#### [Instructions for the task]
Return only the number of lines holding the word "left".

#### [Provided information]

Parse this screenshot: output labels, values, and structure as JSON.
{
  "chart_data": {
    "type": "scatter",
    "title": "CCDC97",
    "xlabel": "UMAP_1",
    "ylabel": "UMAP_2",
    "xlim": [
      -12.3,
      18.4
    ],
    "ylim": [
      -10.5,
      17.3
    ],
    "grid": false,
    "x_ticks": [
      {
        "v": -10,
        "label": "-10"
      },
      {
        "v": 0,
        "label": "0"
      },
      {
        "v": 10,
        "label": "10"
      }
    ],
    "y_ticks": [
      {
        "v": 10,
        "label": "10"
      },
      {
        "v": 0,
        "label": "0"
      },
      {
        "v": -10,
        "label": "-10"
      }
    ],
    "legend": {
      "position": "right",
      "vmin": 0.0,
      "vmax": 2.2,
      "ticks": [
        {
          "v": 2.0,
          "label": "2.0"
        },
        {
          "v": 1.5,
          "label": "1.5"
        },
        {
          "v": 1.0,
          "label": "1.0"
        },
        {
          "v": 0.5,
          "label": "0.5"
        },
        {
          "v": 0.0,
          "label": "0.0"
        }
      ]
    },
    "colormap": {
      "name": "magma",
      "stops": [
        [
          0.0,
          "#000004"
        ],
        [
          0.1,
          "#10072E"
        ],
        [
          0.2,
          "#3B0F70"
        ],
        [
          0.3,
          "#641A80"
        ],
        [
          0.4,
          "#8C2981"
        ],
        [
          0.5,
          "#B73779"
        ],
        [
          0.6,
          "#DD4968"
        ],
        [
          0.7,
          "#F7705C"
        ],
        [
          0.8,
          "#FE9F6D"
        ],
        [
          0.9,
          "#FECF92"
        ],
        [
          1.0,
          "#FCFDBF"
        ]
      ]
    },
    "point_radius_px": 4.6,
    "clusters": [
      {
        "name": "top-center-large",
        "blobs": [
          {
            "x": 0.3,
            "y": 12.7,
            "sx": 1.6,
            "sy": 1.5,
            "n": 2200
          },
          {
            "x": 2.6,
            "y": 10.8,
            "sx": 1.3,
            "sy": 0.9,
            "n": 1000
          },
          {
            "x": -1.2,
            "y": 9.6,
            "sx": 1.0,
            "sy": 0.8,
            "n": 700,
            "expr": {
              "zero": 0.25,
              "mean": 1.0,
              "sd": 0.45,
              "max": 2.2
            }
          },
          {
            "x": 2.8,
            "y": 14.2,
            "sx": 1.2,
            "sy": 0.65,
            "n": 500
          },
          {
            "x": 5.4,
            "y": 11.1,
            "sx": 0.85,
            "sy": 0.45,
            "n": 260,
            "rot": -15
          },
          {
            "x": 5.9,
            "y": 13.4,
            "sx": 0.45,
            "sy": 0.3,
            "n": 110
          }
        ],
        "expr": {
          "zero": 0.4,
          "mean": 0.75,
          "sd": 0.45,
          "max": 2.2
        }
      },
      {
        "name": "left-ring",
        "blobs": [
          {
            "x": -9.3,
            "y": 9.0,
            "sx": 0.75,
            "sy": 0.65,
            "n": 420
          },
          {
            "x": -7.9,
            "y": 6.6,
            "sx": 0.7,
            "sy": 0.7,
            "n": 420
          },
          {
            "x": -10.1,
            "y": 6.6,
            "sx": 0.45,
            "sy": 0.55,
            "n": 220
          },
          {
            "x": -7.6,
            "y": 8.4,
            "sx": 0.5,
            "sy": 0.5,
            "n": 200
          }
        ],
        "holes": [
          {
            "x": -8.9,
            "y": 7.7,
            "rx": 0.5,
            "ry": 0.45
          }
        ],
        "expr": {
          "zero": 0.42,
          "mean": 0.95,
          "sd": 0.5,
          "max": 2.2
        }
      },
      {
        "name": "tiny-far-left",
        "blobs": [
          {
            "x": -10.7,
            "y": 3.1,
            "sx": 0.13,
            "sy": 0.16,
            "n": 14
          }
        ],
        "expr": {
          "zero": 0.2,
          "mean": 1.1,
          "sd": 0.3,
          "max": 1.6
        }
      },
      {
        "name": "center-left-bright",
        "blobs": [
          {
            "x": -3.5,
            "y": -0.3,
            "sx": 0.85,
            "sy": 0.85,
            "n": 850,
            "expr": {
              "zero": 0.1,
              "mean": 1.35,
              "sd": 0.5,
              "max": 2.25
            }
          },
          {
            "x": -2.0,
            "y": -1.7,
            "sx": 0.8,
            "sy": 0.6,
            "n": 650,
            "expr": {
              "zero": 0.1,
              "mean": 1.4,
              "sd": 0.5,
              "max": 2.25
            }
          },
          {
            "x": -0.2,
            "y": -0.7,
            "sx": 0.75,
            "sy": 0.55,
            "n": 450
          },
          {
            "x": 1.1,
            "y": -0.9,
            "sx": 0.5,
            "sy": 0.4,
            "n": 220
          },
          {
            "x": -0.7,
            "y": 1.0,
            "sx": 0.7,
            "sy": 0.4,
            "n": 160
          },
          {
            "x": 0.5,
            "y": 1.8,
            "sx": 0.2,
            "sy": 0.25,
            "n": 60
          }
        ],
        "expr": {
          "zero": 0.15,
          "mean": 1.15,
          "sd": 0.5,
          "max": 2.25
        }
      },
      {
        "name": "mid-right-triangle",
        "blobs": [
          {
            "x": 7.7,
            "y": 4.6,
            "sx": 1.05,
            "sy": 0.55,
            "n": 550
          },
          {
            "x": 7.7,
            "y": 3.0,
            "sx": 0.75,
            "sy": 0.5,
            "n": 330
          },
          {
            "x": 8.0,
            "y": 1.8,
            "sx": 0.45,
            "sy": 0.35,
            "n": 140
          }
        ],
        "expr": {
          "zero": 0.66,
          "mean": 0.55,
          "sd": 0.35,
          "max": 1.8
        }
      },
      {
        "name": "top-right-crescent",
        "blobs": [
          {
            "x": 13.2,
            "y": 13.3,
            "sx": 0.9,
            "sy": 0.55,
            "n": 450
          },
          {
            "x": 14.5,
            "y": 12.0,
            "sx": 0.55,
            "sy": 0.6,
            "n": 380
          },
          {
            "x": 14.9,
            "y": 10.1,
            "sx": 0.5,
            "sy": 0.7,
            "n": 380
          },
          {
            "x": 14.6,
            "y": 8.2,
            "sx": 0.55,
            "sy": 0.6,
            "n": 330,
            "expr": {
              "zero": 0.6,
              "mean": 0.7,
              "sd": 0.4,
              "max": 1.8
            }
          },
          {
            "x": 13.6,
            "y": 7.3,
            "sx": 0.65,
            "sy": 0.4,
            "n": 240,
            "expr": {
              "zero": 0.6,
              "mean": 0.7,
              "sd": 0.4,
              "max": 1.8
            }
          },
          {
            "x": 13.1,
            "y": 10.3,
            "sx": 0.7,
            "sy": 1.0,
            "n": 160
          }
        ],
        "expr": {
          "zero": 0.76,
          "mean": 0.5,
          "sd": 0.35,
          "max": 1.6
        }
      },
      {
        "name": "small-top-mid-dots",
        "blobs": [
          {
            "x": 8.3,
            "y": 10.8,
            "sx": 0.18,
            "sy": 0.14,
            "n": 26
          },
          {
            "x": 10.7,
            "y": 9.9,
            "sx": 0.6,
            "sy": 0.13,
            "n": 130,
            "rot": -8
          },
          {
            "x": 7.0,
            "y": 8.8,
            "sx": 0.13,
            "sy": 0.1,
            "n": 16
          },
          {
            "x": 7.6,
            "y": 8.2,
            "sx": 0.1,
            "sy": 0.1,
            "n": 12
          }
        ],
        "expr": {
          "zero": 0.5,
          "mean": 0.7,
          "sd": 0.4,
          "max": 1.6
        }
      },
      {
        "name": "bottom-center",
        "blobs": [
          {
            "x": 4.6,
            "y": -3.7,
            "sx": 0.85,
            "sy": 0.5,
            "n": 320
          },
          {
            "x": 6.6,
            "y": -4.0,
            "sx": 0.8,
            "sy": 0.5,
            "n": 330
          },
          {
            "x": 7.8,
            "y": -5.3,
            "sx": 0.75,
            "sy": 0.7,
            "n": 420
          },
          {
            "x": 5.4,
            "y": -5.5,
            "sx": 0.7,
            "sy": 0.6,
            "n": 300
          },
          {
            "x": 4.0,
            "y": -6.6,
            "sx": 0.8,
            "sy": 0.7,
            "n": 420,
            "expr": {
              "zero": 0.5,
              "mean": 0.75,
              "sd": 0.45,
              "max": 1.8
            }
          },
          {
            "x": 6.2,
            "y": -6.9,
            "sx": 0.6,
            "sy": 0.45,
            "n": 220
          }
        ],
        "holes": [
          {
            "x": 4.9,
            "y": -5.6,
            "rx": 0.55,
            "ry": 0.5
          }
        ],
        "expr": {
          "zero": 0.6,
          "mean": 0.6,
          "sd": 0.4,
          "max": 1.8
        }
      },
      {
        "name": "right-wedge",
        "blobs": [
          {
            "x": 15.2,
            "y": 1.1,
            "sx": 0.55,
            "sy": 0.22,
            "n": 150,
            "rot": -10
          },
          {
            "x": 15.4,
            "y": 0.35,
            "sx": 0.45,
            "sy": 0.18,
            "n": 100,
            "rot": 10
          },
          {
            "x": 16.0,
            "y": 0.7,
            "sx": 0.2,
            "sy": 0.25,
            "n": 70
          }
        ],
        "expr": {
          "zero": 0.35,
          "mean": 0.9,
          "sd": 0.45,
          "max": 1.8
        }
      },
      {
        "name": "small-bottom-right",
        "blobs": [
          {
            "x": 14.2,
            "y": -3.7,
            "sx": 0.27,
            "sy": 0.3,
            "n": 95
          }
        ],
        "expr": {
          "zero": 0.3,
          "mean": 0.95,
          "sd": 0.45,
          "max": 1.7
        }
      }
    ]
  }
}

#### [Written answer]
3